== Task prompt ==
Search the data for the word "members". Reproduce every line where it is found.
****
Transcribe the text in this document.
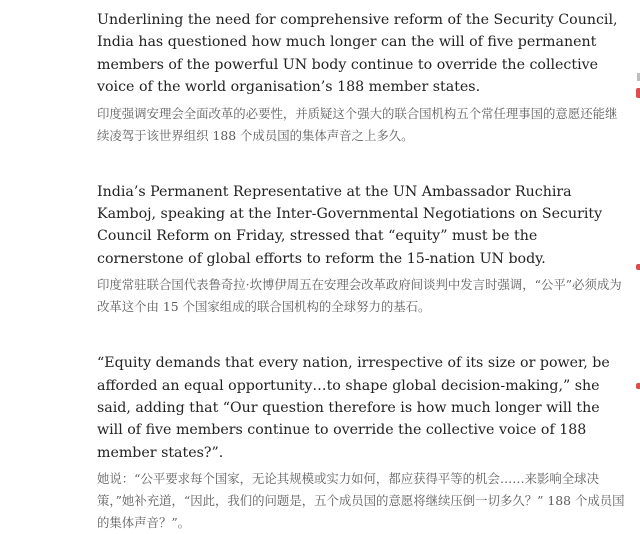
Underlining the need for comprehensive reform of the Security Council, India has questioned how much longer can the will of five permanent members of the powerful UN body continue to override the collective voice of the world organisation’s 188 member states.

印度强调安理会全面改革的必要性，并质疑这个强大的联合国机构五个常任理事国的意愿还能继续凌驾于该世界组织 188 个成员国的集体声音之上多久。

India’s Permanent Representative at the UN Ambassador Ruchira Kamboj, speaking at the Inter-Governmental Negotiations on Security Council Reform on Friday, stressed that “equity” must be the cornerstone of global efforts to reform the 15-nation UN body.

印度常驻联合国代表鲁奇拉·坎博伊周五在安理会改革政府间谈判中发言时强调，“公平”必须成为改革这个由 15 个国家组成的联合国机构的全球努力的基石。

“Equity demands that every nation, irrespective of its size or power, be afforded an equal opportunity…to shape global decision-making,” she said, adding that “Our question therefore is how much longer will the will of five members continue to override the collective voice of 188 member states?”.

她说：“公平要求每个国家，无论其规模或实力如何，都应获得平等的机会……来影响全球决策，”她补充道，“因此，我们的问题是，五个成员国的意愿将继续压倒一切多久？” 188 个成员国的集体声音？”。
****
== Result of this task ==
Underlining the need for comprehensive reform of the Security Council, India has questioned how much longer can the will of five permanent members of the powerful UN body continue to override the collective voice of the world organisation’s 188 member states.
“Equity demands that every nation, irrespective of its size or power, be afforded an equal opportunity…to shape global decision-making,” she said, adding that “Our question therefore is how much longer will the will of five members continue to override the collective voice of 188 member states?”.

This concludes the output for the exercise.